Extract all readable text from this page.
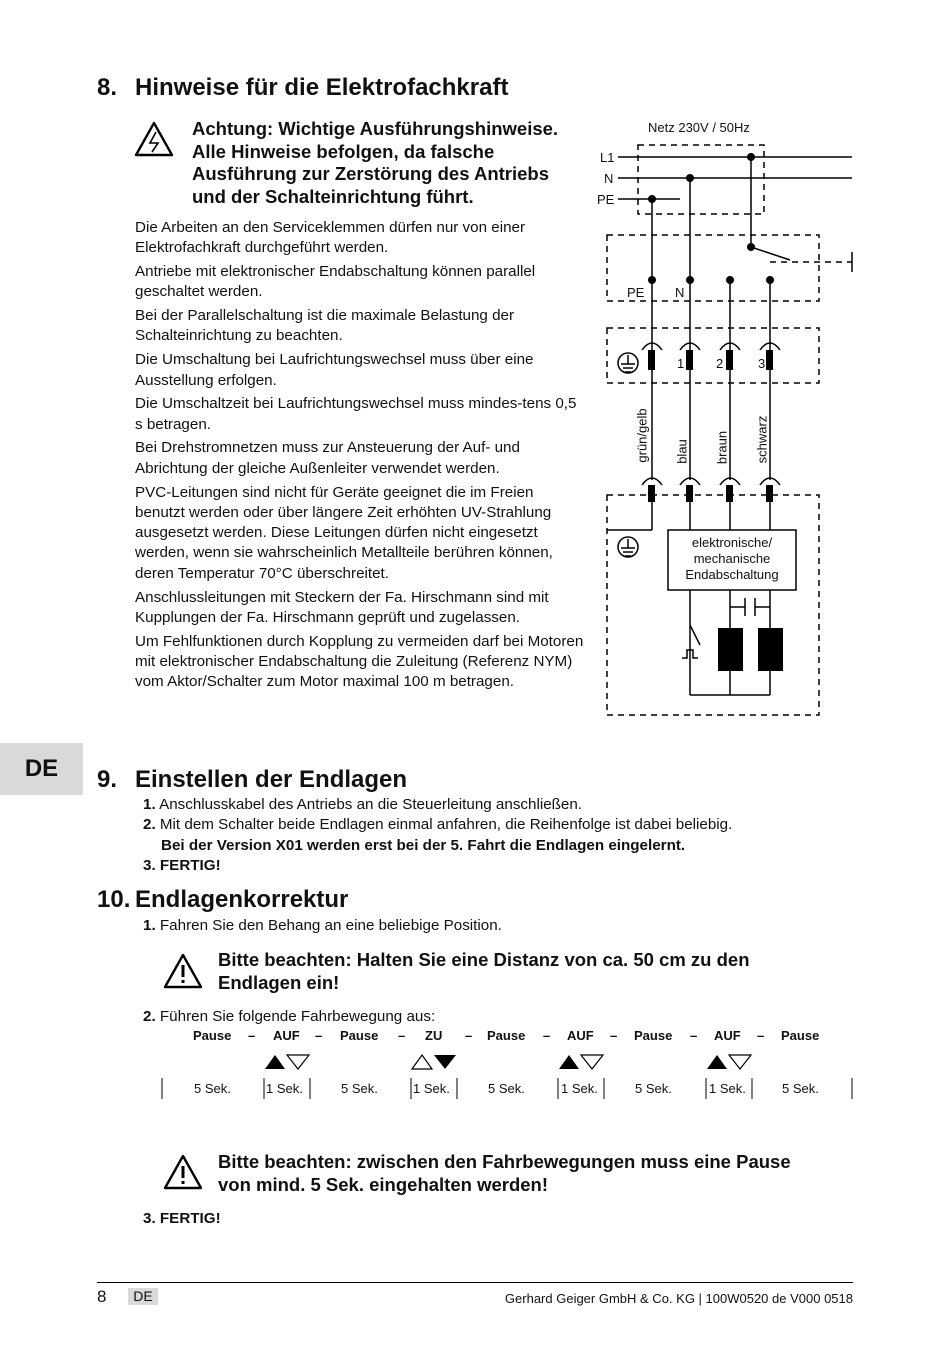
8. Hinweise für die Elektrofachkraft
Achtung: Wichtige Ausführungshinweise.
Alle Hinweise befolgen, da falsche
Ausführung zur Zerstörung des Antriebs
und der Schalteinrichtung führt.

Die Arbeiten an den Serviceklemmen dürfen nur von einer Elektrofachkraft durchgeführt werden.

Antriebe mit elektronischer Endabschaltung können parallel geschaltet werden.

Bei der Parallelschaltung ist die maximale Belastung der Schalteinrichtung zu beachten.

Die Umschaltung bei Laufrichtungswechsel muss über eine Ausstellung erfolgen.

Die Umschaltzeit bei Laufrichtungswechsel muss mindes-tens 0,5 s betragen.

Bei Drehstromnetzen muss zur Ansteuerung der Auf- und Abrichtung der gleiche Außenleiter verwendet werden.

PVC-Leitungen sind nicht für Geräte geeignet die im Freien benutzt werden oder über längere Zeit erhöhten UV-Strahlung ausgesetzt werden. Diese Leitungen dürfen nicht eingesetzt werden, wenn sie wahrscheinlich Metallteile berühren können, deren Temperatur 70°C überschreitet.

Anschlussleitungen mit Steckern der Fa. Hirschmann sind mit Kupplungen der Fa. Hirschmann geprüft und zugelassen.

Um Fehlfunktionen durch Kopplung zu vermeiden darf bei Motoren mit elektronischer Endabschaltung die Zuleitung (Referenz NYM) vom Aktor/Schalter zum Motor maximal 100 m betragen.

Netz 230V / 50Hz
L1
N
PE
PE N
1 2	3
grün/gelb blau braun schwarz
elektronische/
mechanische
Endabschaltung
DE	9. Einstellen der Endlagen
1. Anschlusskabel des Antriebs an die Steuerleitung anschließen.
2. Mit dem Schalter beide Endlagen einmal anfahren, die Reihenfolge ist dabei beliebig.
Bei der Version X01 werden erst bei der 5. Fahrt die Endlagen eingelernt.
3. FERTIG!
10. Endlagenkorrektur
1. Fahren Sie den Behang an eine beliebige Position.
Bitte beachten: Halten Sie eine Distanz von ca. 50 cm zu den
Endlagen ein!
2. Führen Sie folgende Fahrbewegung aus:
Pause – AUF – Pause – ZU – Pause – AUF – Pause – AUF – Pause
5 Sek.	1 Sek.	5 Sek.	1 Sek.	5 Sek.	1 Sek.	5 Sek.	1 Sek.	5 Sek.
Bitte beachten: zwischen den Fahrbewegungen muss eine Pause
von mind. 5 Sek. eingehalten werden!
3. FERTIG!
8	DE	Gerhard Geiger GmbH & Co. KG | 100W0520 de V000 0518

###

Challenge. From the material above, copy each line that includes the word "Elektrofachkraft".

Answer to the exercise.
8. Hinweise für die Elektrofachkraft
Die Arbeiten an den Serviceklemmen dürfen nur von einer Elektrofachkraft durchgeführt werden.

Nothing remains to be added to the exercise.